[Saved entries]
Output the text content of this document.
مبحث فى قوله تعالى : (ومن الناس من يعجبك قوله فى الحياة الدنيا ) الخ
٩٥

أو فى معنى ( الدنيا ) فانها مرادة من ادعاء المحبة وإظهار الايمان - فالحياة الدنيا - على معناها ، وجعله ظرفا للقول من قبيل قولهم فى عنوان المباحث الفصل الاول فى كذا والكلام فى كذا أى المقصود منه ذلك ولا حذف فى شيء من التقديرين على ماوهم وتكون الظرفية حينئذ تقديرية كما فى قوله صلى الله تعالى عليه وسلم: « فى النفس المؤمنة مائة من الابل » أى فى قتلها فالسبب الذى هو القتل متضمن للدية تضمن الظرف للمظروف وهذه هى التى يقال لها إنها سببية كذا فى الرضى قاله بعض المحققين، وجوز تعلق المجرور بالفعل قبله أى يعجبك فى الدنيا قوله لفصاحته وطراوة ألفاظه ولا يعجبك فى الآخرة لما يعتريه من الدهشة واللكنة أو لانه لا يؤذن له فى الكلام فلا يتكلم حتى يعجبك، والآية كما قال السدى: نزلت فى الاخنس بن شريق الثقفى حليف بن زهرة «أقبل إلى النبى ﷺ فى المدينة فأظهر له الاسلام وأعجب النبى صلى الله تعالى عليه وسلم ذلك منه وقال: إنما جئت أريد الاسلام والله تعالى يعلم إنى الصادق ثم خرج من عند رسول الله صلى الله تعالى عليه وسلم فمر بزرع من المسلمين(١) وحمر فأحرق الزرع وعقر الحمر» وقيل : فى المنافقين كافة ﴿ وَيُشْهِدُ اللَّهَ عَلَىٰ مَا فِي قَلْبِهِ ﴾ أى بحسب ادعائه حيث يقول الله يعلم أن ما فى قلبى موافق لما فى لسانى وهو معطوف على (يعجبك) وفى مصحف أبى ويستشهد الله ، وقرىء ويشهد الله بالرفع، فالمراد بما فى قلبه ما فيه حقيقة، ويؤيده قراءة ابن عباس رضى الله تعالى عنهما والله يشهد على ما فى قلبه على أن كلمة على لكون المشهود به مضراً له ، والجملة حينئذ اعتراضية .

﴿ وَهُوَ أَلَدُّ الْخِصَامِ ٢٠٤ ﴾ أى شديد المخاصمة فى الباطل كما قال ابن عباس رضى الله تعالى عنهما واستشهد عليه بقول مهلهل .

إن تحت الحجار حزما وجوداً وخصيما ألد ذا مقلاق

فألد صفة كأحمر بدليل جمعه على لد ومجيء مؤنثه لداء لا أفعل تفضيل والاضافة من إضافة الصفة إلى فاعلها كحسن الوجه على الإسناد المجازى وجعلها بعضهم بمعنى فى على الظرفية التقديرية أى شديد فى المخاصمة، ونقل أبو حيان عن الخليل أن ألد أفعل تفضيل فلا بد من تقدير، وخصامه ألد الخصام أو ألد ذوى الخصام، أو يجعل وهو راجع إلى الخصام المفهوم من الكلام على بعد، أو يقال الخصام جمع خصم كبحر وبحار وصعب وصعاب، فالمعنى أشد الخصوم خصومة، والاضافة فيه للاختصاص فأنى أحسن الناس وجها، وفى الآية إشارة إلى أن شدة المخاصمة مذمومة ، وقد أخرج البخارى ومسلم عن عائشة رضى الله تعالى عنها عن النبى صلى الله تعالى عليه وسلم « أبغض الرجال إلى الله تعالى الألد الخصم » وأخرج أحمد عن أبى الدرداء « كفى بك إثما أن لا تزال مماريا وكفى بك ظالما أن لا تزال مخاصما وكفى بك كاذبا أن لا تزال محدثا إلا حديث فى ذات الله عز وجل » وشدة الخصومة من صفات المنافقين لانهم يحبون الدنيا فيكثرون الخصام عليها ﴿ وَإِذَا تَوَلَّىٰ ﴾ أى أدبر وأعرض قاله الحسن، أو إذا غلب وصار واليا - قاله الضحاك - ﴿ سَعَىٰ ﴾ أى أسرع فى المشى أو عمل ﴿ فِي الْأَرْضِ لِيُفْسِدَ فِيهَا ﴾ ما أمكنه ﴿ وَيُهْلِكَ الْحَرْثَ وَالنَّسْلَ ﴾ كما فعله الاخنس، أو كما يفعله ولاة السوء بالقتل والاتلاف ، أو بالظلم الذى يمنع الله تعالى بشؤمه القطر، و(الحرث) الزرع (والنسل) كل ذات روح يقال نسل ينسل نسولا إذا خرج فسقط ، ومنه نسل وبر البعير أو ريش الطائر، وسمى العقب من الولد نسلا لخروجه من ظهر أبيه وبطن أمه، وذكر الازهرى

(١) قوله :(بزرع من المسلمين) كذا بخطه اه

## YOUR OBJECTIVE
Nothing should be changed: write out all of the data as is.

## REPLY TO THE TASK
Output the text content of this document.
مبحث فى قوله تعالى : (ومن الناس من يعجبك قوله فى الحياة الدنيا ) الخ
٩٥

أو فى معنى ( الدنيا ) فانها مرادة من ادعاء المحبة وإظهار الايمان - فالحياة الدنيا - على معناها ، وجعله ظرفا للقول من قبيل قولهم فى عنوان المباحث الفصل الاول فى كذا والكلام فى كذا أى المقصود منه ذلك ولا حذف فى شيء من التقديرين على ماوهم وتكون الظرفية حينئذ تقديرية كما فى قوله صلى الله تعالى عليه وسلم: « فى النفس المؤمنة مائة من الابل » أى فى قتلها فالسبب الذى هو القتل متضمن للدية تضمن الظرف للمظروف وهذه هى التى يقال لها إنها سببية كذا فى الرضى قاله بعض المحققين، وجوز تعلق المجرور بالفعل قبله أى يعجبك فى الدنيا قوله لفصاحته وطراوة ألفاظه ولا يعجبك فى الآخرة لما يعتريه من الدهشة واللكنة أو لانه لا يؤذن له فى الكلام فلا يتكلم حتى يعجبك، والآية كما قال السدى: نزلت فى الاخنس بن شريق الثقفى حليف بن زهرة «أقبل إلى النبى ﷺ فى المدينة فأظهر له الاسلام وأعجب النبى صلى الله تعالى عليه وسلم ذلك منه وقال: إنما جئت أريد الاسلام والله تعالى يعلم إنى الصادق ثم خرج من عند رسول الله صلى الله تعالى عليه وسلم فمر بزرع من المسلمين(١) وحمر فأحرق الزرع وعقر الحمر» وقيل : فى المنافقين كافة ﴿ وَيُشْهِدُ اللَّهَ عَلَىٰ مَا فِي قَلْبِهِ ﴾ أى بحسب ادعائه حيث يقول الله يعلم أن ما فى قلبى موافق لما فى لسانى وهو معطوف على (يعجبك) وفى مصحف أبى ويستشهد الله ، وقرىء ويشهد الله بالرفع، فالمراد بما فى قلبه ما فيه حقيقة، ويؤيده قراءة ابن عباس رضى الله تعالى عنهما والله يشهد على ما فى قلبه على أن كلمة على لكون المشهود به مضراً له ، والجملة حينئذ اعتراضية .

﴿ وَهُوَ أَلَدُّ الْخِصَامِ ٢٠٤ ﴾ أى شديد المخاصمة فى الباطل كما قال ابن عباس رضى الله تعالى عنهما واستشهد عليه بقول مهلهل .

إن تحت الحجار حزما وجوداً وخصيما ألد ذا مقلاق

فألد صفة كأحمر بدليل جمعه على لد ومجيء مؤنثه لداء لا أفعل تفضيل والاضافة من إضافة الصفة إلى فاعلها كحسن الوجه على الإسناد المجازى وجعلها بعضهم بمعنى فى على الظرفية التقديرية أى شديد فى المخاصمة، ونقل أبو حيان عن الخليل أن ألد أفعل تفضيل فلا بد من تقدير، وخصامه ألد الخصام أو ألد ذوى الخصام، أو يجعل وهو راجع إلى الخصام المفهوم من الكلام على بعد، أو يقال الخصام جمع خصم كبحر وبحار وصعب وصعاب، فالمعنى أشد الخصوم خصومة، والاضافة فيه للاختصاص فأنى أحسن الناس وجها، وفى الآية إشارة إلى أن شدة المخاصمة مذمومة ، وقد أخرج البخارى ومسلم عن عائشة رضى الله تعالى عنها عن النبى صلى الله تعالى عليه وسلم « أبغض الرجال إلى الله تعالى الألد الخصم » وأخرج أحمد عن أبى الدرداء « كفى بك إثما أن لا تزال مماريا وكفى بك ظالما أن لا تزال مخاصما وكفى بك كاذبا أن لا تزال محدثا إلا حديث فى ذات الله عز وجل » وشدة الخصومة من صفات المنافقين لانهم يحبون الدنيا فيكثرون الخصام عليها ﴿ وَإِذَا تَوَلَّىٰ ﴾ أى أدبر وأعرض قاله الحسن، أو إذا غلب وصار واليا - قاله الضحاك - ﴿ سَعَىٰ ﴾ أى أسرع فى المشى أو عمل ﴿ فِي الْأَرْضِ لِيُفْسِدَ فِيهَا ﴾ ما أمكنه ﴿ وَيُهْلِكَ الْحَرْثَ وَالنَّسْلَ ﴾ كما فعله الاخنس، أو كما يفعله ولاة السوء بالقتل والاتلاف ، أو بالظلم الذى يمنع الله تعالى بشؤمه القطر، و(الحرث) الزرع (والنسل) كل ذات روح يقال نسل ينسل نسولا إذا خرج فسقط ، ومنه نسل وبر البعير أو ريش الطائر، وسمى العقب من الولد نسلا لخروجه من ظهر أبيه وبطن أمه، وذكر الازهرى

(١) قوله :(بزرع من المسلمين) كذا بخطه اه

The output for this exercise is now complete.